══ Supplied data
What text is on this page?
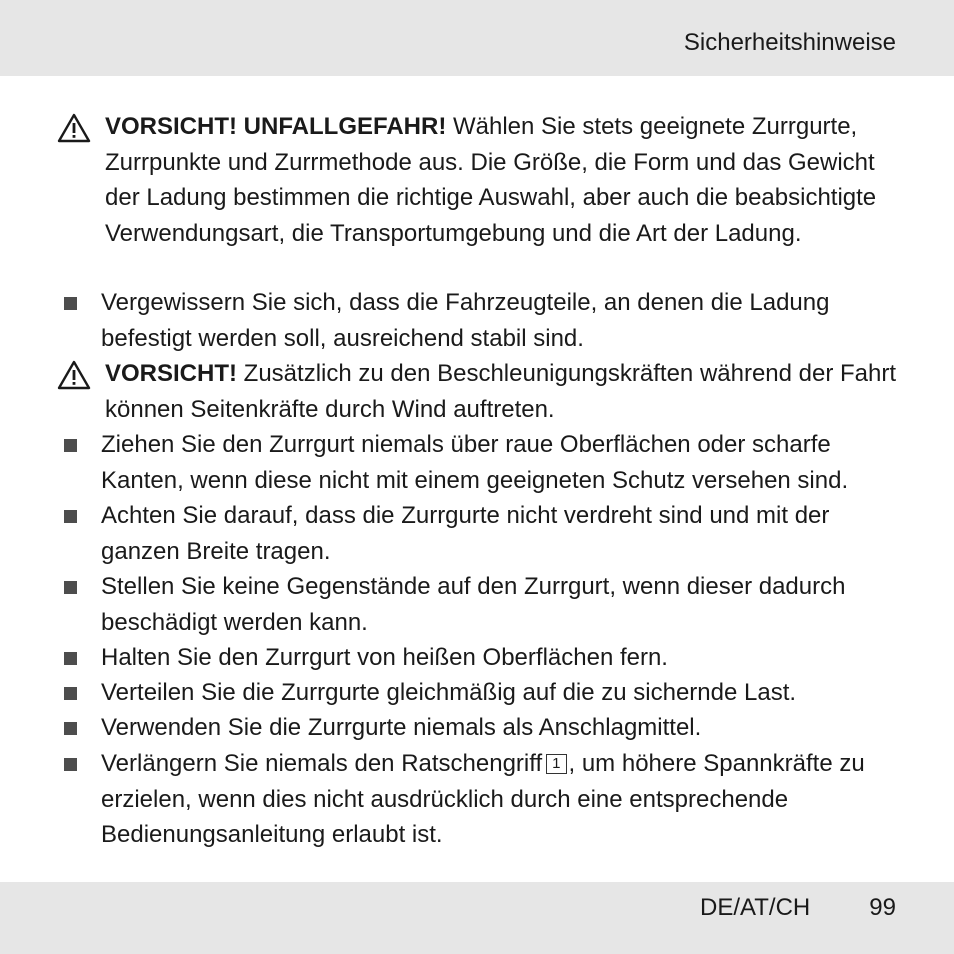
Sicherheitshinweise
VORSICHT! UNFALLGEFAHR! Wählen Sie stets geeignete Zurrgurte, Zurrpunkte und Zurrmethode aus. Die Größe, die Form und das Gewicht der Ladung bestimmen die richtige Auswahl, aber auch die beabsichtigte Verwendungsart, die Transportumgebung und die Art der Ladung.
Vergewissern Sie sich, dass die Fahrzeugteile, an denen die Ladung befestigt werden soll, ausreichend stabil sind.
VORSICHT! Zusätzlich zu den Beschleunigungskräften während der Fahrt können Seitenkräfte durch Wind auftreten.
Ziehen Sie den Zurrgurt niemals über raue Oberflächen oder scharfe Kanten, wenn diese nicht mit einem geeigneten Schutz versehen sind.
Achten Sie darauf, dass die Zurrgurte nicht verdreht sind und mit der ganzen Breite tragen.
Stellen Sie keine Gegenstände auf den Zurrgurt, wenn dieser dadurch beschädigt werden kann.
Halten Sie den Zurrgurt von heißen Oberflächen fern.
Verteilen Sie die Zurrgurte gleichmäßig auf die zu sichernde Last.
Verwenden Sie die Zurrgurte niemals als Anschlagmittel.
Verlängern Sie niemals den Ratschengriff 1 , um höhere Spannkräfte zu erzielen, wenn dies nicht ausdrücklich durch eine entsprechende Bedienungsanleitung erlaubt ist.
DE/AT/CH 99
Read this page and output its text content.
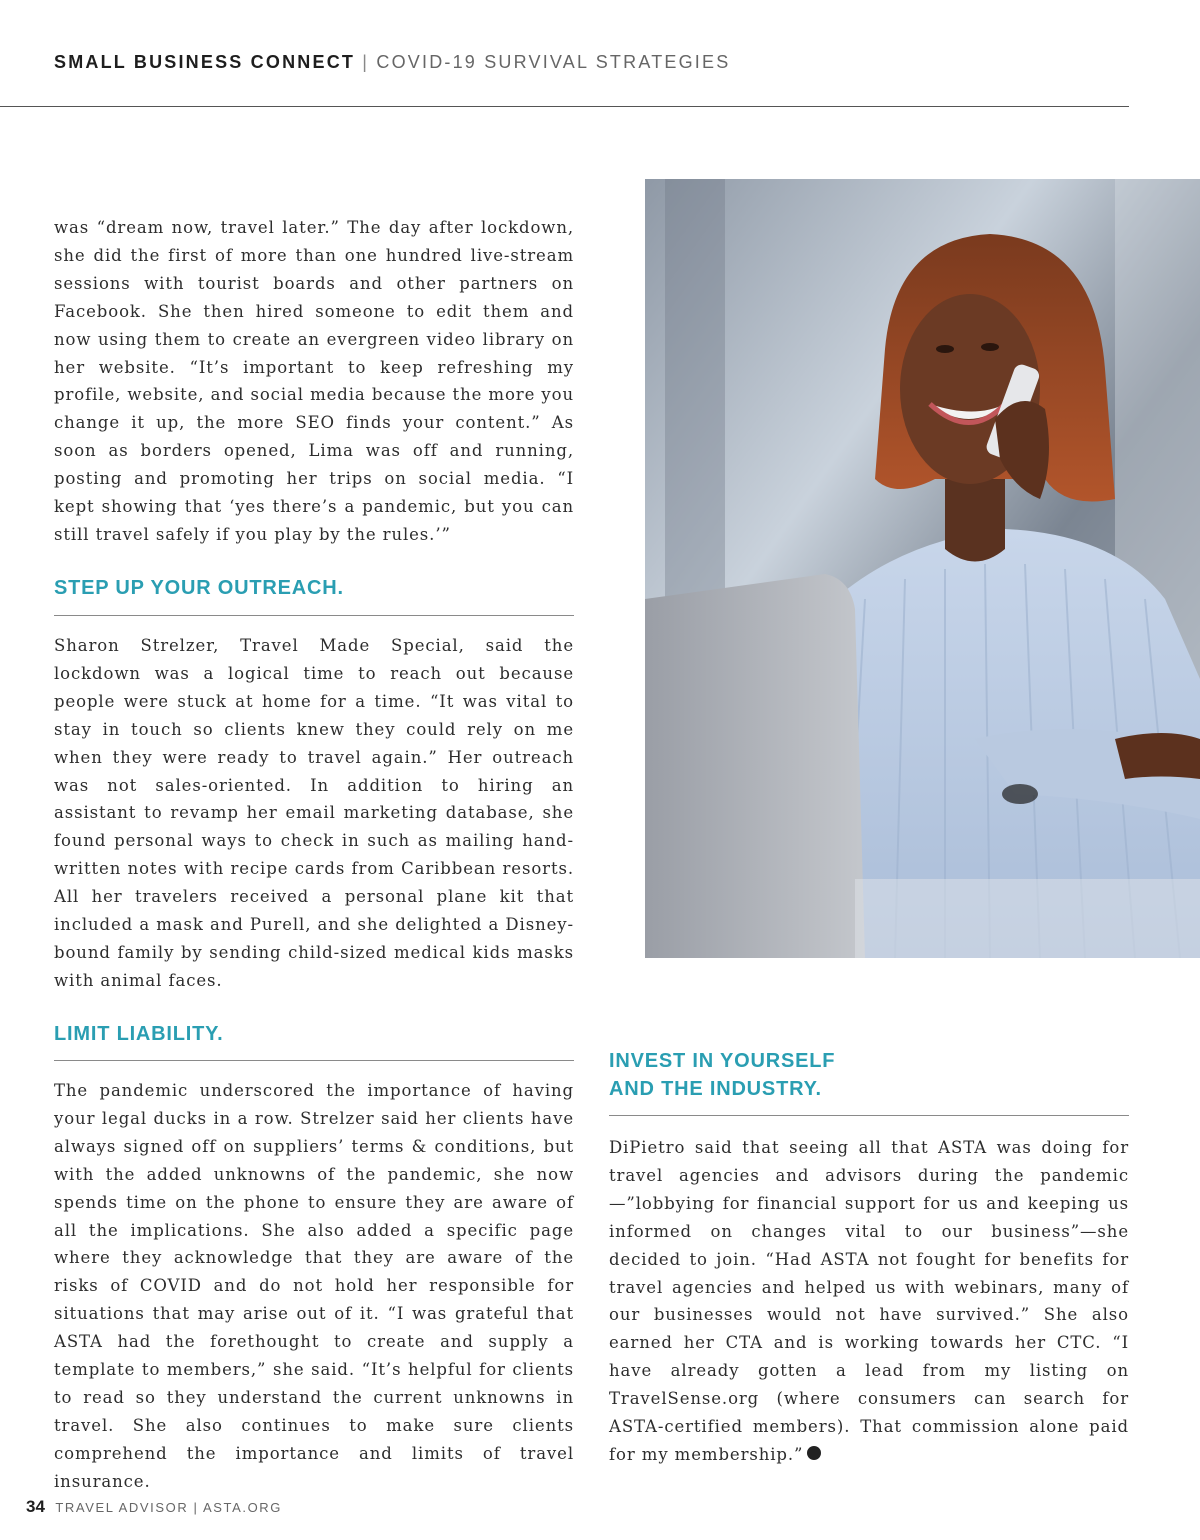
SMALL BUSINESS CONNECT | COVID-19 SURVIVAL STRATEGIES

was “dream now, travel later.” The day after lockdown, she did the first of more than one hundred live-stream sessions with tourist boards and other partners on Facebook. She then hired someone to edit them and now using them to create an evergreen video library on her website. “It’s important to keep refreshing my profile, website, and social media because the more you change it up, the more SEO finds your content.” As soon as borders opened, Lima was off and running, posting and promoting her trips on social media. “I kept showing that ‘yes there’s a pandemic, but you can still travel safely if you play by the rules.’”

STEP UP YOUR OUTREACH.

Sharon Strelzer, Travel Made Special, said the lockdown was a logical time to reach out because people were stuck at home for a time. “It was vital to stay in touch so clients knew they could rely on me when they were ready to travel again.” Her outreach was not sales-oriented. In addition to hiring an assistant to revamp her email marketing database, she found personal ways to check in such as mailing hand-written notes with recipe cards from Caribbean resorts. All her travelers received a personal plane kit that included a mask and Purell, and she delighted a Disney-bound family by sending child-sized medical kids masks with animal faces.

LIMIT LIABILITY.

The pandemic underscored the importance of having your legal ducks in a row. Strelzer said her clients have always signed off on suppliers’ terms & conditions, but with the added unknowns of the pandemic, she now spends time on the phone to ensure they are aware of all the implications. She also added a specific page where they acknowledge that they are aware of the risks of COVID and do not hold her responsible for situations that may arise out of it. “I was grateful that ASTA had the forethought to create and supply a template to members,” she said. “It’s helpful for clients to read so they understand the current unknowns in travel. She also continues to make sure clients comprehend the importance and limits of travel insurance.

INVEST IN YOURSELF
AND THE INDUSTRY.

DiPietro said that seeing all that ASTA was doing for travel agencies and advisors during the pandemic—”lobbying for financial support for us and keeping us informed on changes vital to our business”—she decided to join. “Had ASTA not fought for benefits for travel agencies and helped us with webinars, many of our businesses would not have survived.” She also earned her CTA and is working towards her CTC. “I have already gotten a lead from my listing on TravelSense.org (where consumers can search for ASTA-certified members). That commission alone paid for my membership.”

34 TRAVEL ADVISOR | ASTA.ORG
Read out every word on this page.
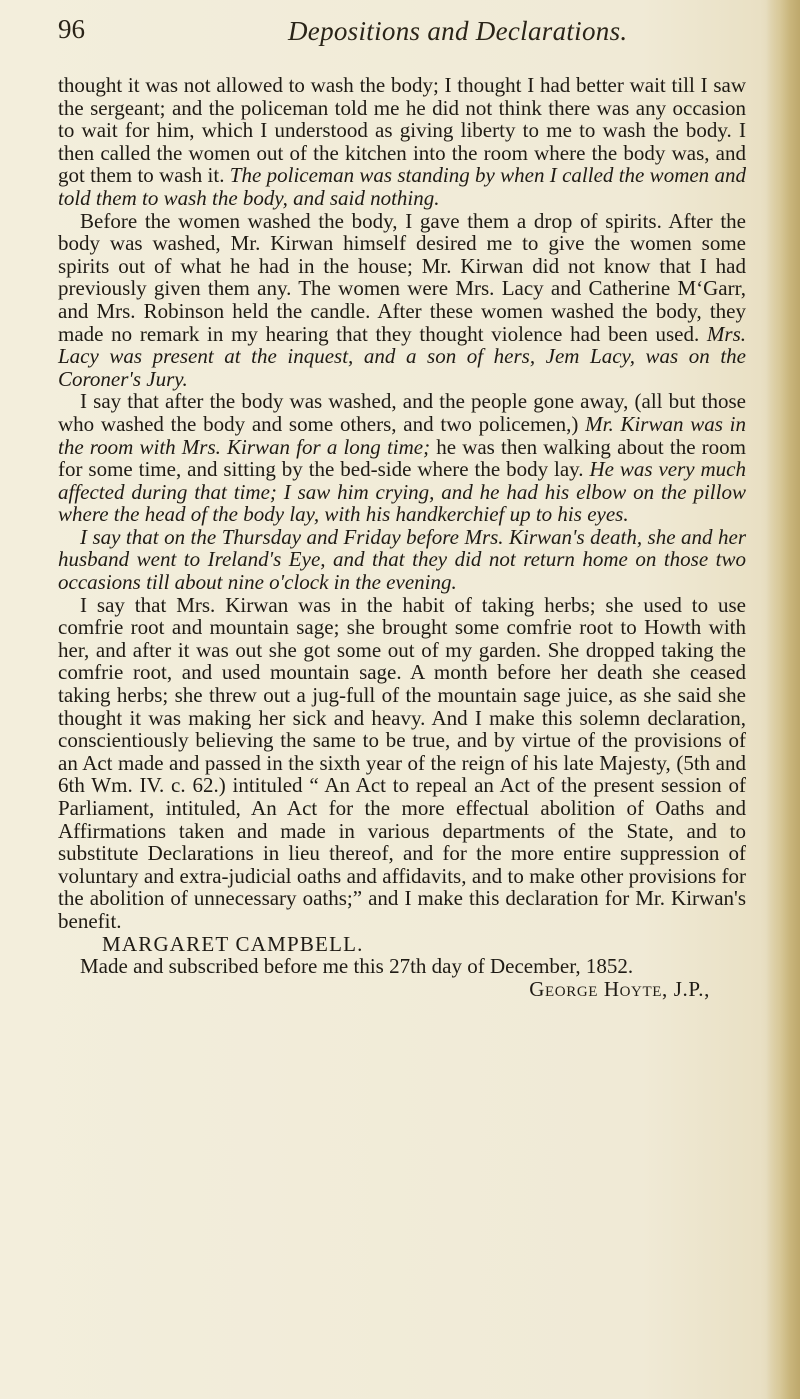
96	Depositions and Declarations.

thought it was not allowed to wash the body; I thought I had better wait till I saw the sergeant; and the policeman told me he did not think there was any occasion to wait for him, which I understood as giving liberty to me to wash the body. I then called the women out of the kitchen into the room where the body was, and got them to wash it. The policeman was standing by when I called the women and told them to wash the body, and said nothing.

Before the women washed the body, I gave them a drop of spirits. After the body was washed, Mr. Kirwan himself desired me to give the women some spirits out of what he had in the house; Mr. Kirwan did not know that I had previously given them any. The women were Mrs. Lacy and Catherine M‘Garr, and Mrs. Robinson held the candle. After these women washed the body, they made no remark in my hearing that they thought violence had been used. Mrs. Lacy was present at the inquest, and a son of hers, Jem Lacy, was on the Coroner's Jury.

I say that after the body was washed, and the people gone away, (all but those who washed the body and some others, and two policemen,) Mr. Kirwan was in the room with Mrs. Kirwan for a long time; he was then walking about the room for some time, and sitting by the bed-side where the body lay. He was very much affected during that time; I saw him crying, and he had his elbow on the pillow where the head of the body lay, with his handkerchief up to his eyes.

I say that on the Thursday and Friday before Mrs. Kirwan's death, she and her husband went to Ireland's Eye, and that they did not return home on those two occasions till about nine o'clock in the evening.

I say that Mrs. Kirwan was in the habit of taking herbs; she used to use comfrie root and mountain sage; she brought some comfrie root to Howth with her, and after it was out she got some out of my garden. She dropped taking the comfrie root, and used mountain sage. A month before her death she ceased taking herbs; she threw out a jug-full of the mountain sage juice, as she said she thought it was making her sick and heavy. And I make this solemn declaration, conscientiously believing the same to be true, and by virtue of the provisions of an Act made and passed in the sixth year of the reign of his late Majesty, (5th and 6th Wm. IV. c. 62.) intituled “ An Act to repeal an Act of the present session of Parliament, intituled, An Act for the more effectual abolition of Oaths and Affirmations taken and made in various departments of the State, and to substitute Declarations in lieu thereof, and for the more entire suppression of voluntary and extra-judicial oaths and affidavits, and to make other provisions for the abolition of unnecessary oaths;” and I make this declaration for Mr. Kirwan's benefit.

MARGARET CAMPBELL.

Made and subscribed before me this 27th day of December, 1852.

George Hoyte, J.P.,
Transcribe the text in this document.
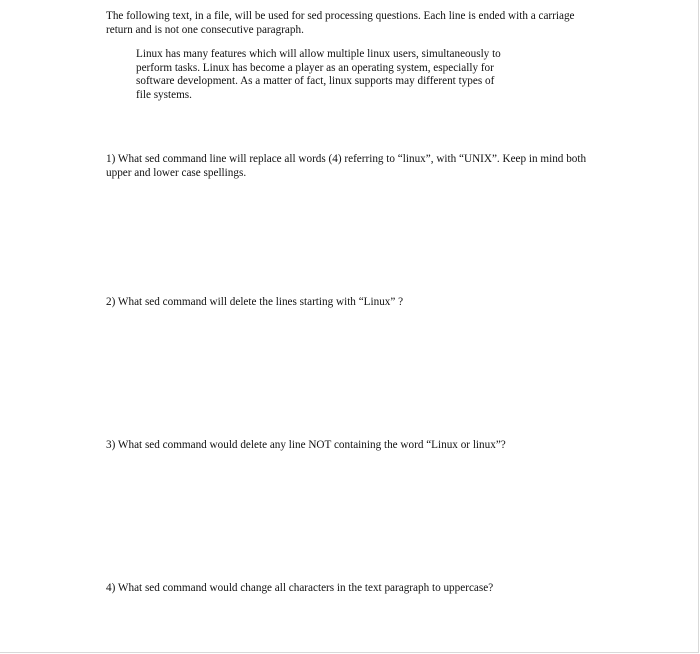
The following text, in a file, will be used for sed processing questions. Each line is ended with a carriage
return and is not one consecutive paragraph.

Linux has many features which will allow multiple linux users, simultaneously to
perform tasks. Linux has become a player as an operating system, especially for
software development. As a matter of fact, linux supports may different types of
file systems.

1) What sed command line will replace all words (4) referring to “linux”, with “UNIX”. Keep in mind both
upper and lower case spellings.

2) What sed command will delete the lines starting with “Linux” ?

3) What sed command would delete any line NOT containing the word “Linux or linux”?

4) What sed command would change all characters in the text paragraph to uppercase?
════
_Aim of the exercise_
Quote the records in full and exactly; skip any image.

_Solution for this exercise_
What text is on this page?
Sicherheitshinweise
VORSICHT! UNFALLGEFAHR! Wählen Sie stets geeignete Zurrgurte, Zurrpunkte und Zurrmethode aus. Die Größe, die Form und das Gewicht der Ladung bestimmen die richtige Auswahl, aber auch die beabsichtigte Verwendungsart, die Transportumgebung und die Art der Ladung.
Vergewissern Sie sich, dass die Fahrzeugteile, an denen die Ladung befestigt werden soll, ausreichend stabil sind.
VORSICHT! Zusätzlich zu den Beschleunigungskräften während der Fahrt können Seitenkräfte durch Wind auftreten.
Ziehen Sie den Zurrgurt niemals über raue Oberflächen oder scharfe Kanten, wenn diese nicht mit einem geeigneten Schutz versehen sind.
Achten Sie darauf, dass die Zurrgurte nicht verdreht sind und mit der ganzen Breite tragen.
Stellen Sie keine Gegenstände auf den Zurrgurt, wenn dieser dadurch beschädigt werden kann.
Halten Sie den Zurrgurt von heißen Oberflächen fern.
Verteilen Sie die Zurrgurte gleichmäßig auf die zu sichernde Last.
Verwenden Sie die Zurrgurte niemals als Anschlagmittel.
Verlängern Sie niemals den Ratschengriff 1 , um höhere Spannkräfte zu erzielen, wenn dies nicht ausdrücklich durch eine entsprechende Bedienungsanleitung erlaubt ist.
DE/AT/CH 99
Read this page and output its text content.
SMALL BUSINESS CONNECT | COVID-19 SURVIVAL STRATEGIES

was “dream now, travel later.” The day after lockdown, she did the first of more than one hundred live-stream sessions with tourist boards and other partners on Facebook. She then hired someone to edit them and now using them to create an evergreen video library on her website. “It’s important to keep refreshing my profile, website, and social media because the more you change it up, the more SEO finds your content.” As soon as borders opened, Lima was off and running, posting and promoting her trips on social media. “I kept showing that ‘yes there’s a pandemic, but you can still travel safely if you play by the rules.’”

STEP UP YOUR OUTREACH.

Sharon Strelzer, Travel Made Special, said the lockdown was a logical time to reach out because people were stuck at home for a time. “It was vital to stay in touch so clients knew they could rely on me when they were ready to travel again.” Her outreach was not sales-oriented. In addition to hiring an assistant to revamp her email marketing database, she found personal ways to check in such as mailing hand-written notes with recipe cards from Caribbean resorts. All her travelers received a personal plane kit that included a mask and Purell, and she delighted a Disney-bound family by sending child-sized medical kids masks with animal faces.

LIMIT LIABILITY.

The pandemic underscored the importance of having your legal ducks in a row. Strelzer said her clients have always signed off on suppliers’ terms & conditions, but with the added unknowns of the pandemic, she now spends time on the phone to ensure they are aware of all the implications. She also added a specific page where they acknowledge that they are aware of the risks of COVID and do not hold her responsible for situations that may arise out of it. “I was grateful that ASTA had the forethought to create and supply a template to members,” she said. “It’s helpful for clients to read so they understand the current unknowns in travel. She also continues to make sure clients comprehend the importance and limits of travel insurance.

INVEST IN YOURSELF
AND THE INDUSTRY.

DiPietro said that seeing all that ASTA was doing for travel agencies and advisors during the pandemic—”lobbying for financial support for us and keeping us informed on changes vital to our business”—she decided to join. “Had ASTA not fought for benefits for travel agencies and helped us with webinars, many of our businesses would not have survived.” She also earned her CTA and is working towards her CTC. “I have already gotten a lead from my listing on TravelSense.org (where consumers can search for ASTA-certified members). That commission alone paid for my membership.”

34 TRAVEL ADVISOR | ASTA.ORG
Read out every word on this page.
96	Depositions and Declarations.

thought it was not allowed to wash the body; I thought I had better wait till I saw the sergeant; and the policeman told me he did not think there was any occasion to wait for him, which I understood as giving liberty to me to wash the body. I then called the women out of the kitchen into the room where the body was, and got them to wash it. The policeman was standing by when I called the women and told them to wash the body, and said nothing.

Before the women washed the body, I gave them a drop of spirits. After the body was washed, Mr. Kirwan himself desired me to give the women some spirits out of what he had in the house; Mr. Kirwan did not know that I had previously given them any. The women were Mrs. Lacy and Catherine M‘Garr, and Mrs. Robinson held the candle. After these women washed the body, they made no remark in my hearing that they thought violence had been used. Mrs. Lacy was present at the inquest, and a son of hers, Jem Lacy, was on the Coroner's Jury.

I say that after the body was washed, and the people gone away, (all but those who washed the body and some others, and two policemen,) Mr. Kirwan was in the room with Mrs. Kirwan for a long time; he was then walking about the room for some time, and sitting by the bed-side where the body lay. He was very much affected during that time; I saw him crying, and he had his elbow on the pillow where the head of the body lay, with his handkerchief up to his eyes.

I say that on the Thursday and Friday before Mrs. Kirwan's death, she and her husband went to Ireland's Eye, and that they did not return home on those two occasions till about nine o'clock in the evening.

I say that Mrs. Kirwan was in the habit of taking herbs; she used to use comfrie root and mountain sage; she brought some comfrie root to Howth with her, and after it was out she got some out of my garden. She dropped taking the comfrie root, and used mountain sage. A month before her death she ceased taking herbs; she threw out a jug-full of the mountain sage juice, as she said she thought it was making her sick and heavy. And I make this solemn declaration, conscientiously believing the same to be true, and by virtue of the provisions of an Act made and passed in the sixth year of the reign of his late Majesty, (5th and 6th Wm. IV. c. 62.) intituled “ An Act to repeal an Act of the present session of Parliament, intituled, An Act for the more effectual abolition of Oaths and Affirmations taken and made in various departments of the State, and to substitute Declarations in lieu thereof, and for the more entire suppression of voluntary and extra-judicial oaths and affidavits, and to make other provisions for the abolition of unnecessary oaths;” and I make this declaration for Mr. Kirwan's benefit.

MARGARET CAMPBELL.

Made and subscribed before me this 27th day of December, 1852.

George Hoyte, J.P.,
Transcribe the text in this document.
The following text, in a file, will be used for sed processing questions. Each line is ended with a carriage
return and is not one consecutive paragraph.

Linux has many features which will allow multiple linux users, simultaneously to
perform tasks. Linux has become a player as an operating system, especially for
software development. As a matter of fact, linux supports may different types of
file systems.

1) What sed command line will replace all words (4) referring to “linux”, with “UNIX”. Keep in mind both
upper and lower case spellings.

2) What sed command will delete the lines starting with “Linux” ?

3) What sed command would delete any line NOT containing the word “Linux or linux”?

4) What sed command would change all characters in the text paragraph to uppercase?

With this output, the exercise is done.